__BRIEF__. Output all entries verbatim. Skip pictures.

◇ ◇ ◇ ◇

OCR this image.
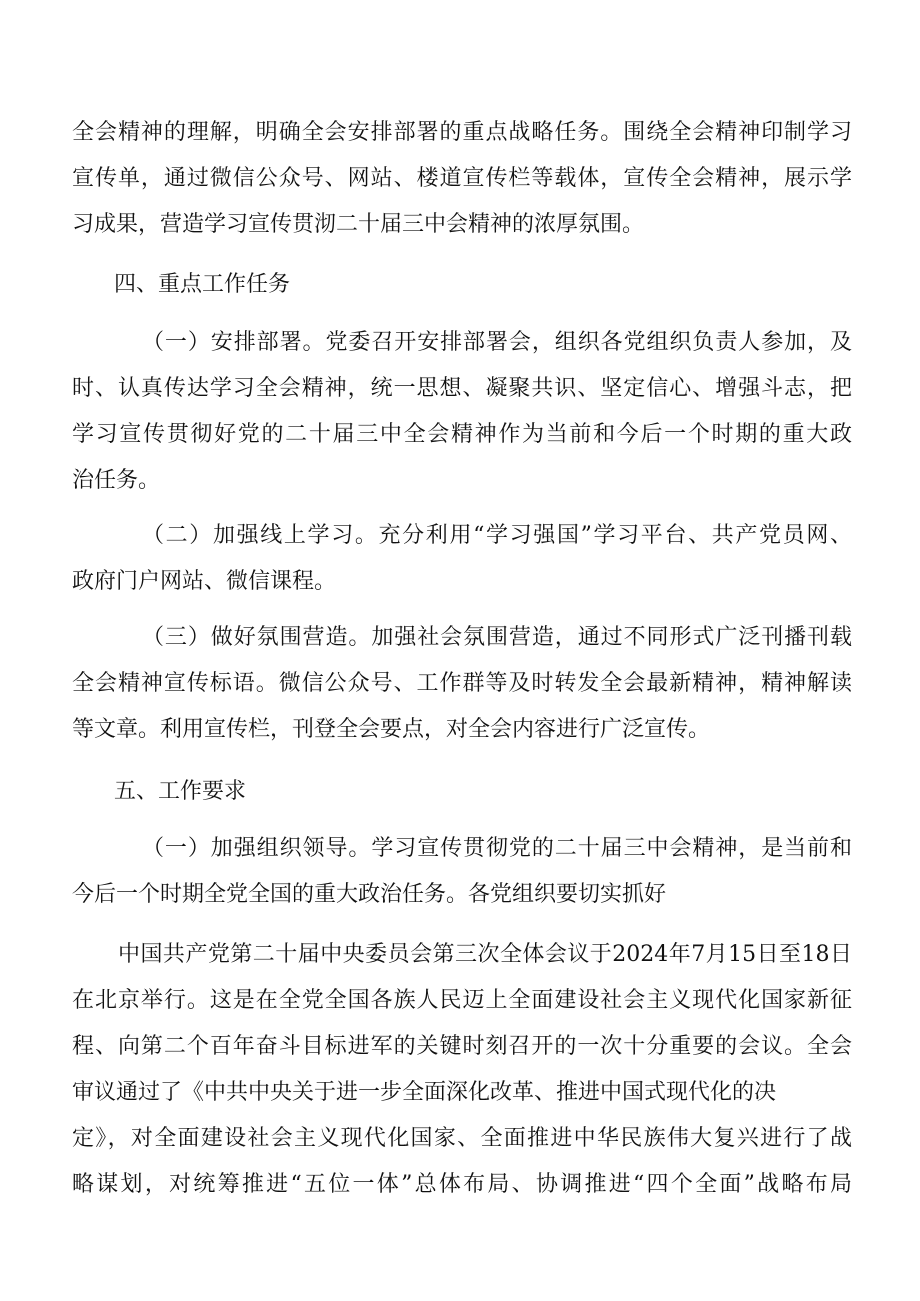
全会精神的理解，明确全会安排部署的重点战略任务。围绕全会精神印制学习
宣传单，通过微信公众号、网站、楼道宣传栏等载体，宣传全会精神，展示学
习成果，营造学习宣传贯沏二十届三中会精神的浓厚氛围。
四、重点工作任务
（一）安排部署。党委召开安排部署会，组织各党组织负责人参加，及
时、认真传达学习全会精神，统一思想、凝聚共识、坚定信心、增强斗志，把
学习宣传贯彻好党的二十届三中全会精神作为当前和今后一个时期的重大政
治任务。
（二）加强线上学习。充分利用“学习强国”学习平台、共产党员网、
政府门户网站、微信课程。
（三）做好氛围营造。加强社会氛围营造，通过不同形式广泛刊播刊载
全会精神宣传标语。微信公众号、工作群等及时转发全会最新精神，精神解读
等文章。利用宣传栏，刊登全会要点，对全会内容进行广泛宣传。
五、工作要求
（一）加强组织领导。学习宣传贯彻党的二十届三中会精神，是当前和
今后一个时期全党全国的重大政治任务。各党组织要切实抓好
中国共产党第二十届中央委员会第三次全体会议于2024年7月15日至18日
在北京举行。这是在全党全国各族人民迈上全面建设社会主义现代化国家新征
程、向第二个百年奋斗目标进军的关键时刻召开的一次十分重要的会议。全会
审议通过了《中共中央关于进一步全面深化改革、推进中国式现代化的决
定》，对全面建设社会主义现代化国家、全面推进中华民族伟大复兴进行了战
略谋划，对统筹推进“五位一体”总体布局、协调推进“四个全面”战略布局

◇ ◇ ◇ ◇

__RESPONSE TO THIS TASK__.
OCR this image.
全会精神的理解，明确全会安排部署的重点战略任务。围绕全会精神印制学习
宣传单，通过微信公众号、网站、楼道宣传栏等载体，宣传全会精神，展示学
习成果，营造学习宣传贯沏二十届三中会精神的浓厚氛围。
四、重点工作任务
（一）安排部署。党委召开安排部署会，组织各党组织负责人参加，及
时、认真传达学习全会精神，统一思想、凝聚共识、坚定信心、增强斗志，把
学习宣传贯彻好党的二十届三中全会精神作为当前和今后一个时期的重大政
治任务。
（二）加强线上学习。充分利用“学习强国”学习平台、共产党员网、
政府门户网站、微信课程。
（三）做好氛围营造。加强社会氛围营造，通过不同形式广泛刊播刊载
全会精神宣传标语。微信公众号、工作群等及时转发全会最新精神，精神解读
等文章。利用宣传栏，刊登全会要点，对全会内容进行广泛宣传。
五、工作要求
（一）加强组织领导。学习宣传贯彻党的二十届三中会精神，是当前和
今后一个时期全党全国的重大政治任务。各党组织要切实抓好
中国共产党第二十届中央委员会第三次全体会议于2024年7月15日至18日
在北京举行。这是在全党全国各族人民迈上全面建设社会主义现代化国家新征
程、向第二个百年奋斗目标进军的关键时刻召开的一次十分重要的会议。全会
审议通过了《中共中央关于进一步全面深化改革、推进中国式现代化的决
定》，对全面建设社会主义现代化国家、全面推进中华民族伟大复兴进行了战
略谋划，对统筹推进“五位一体”总体布局、协调推进“四个全面”战略布局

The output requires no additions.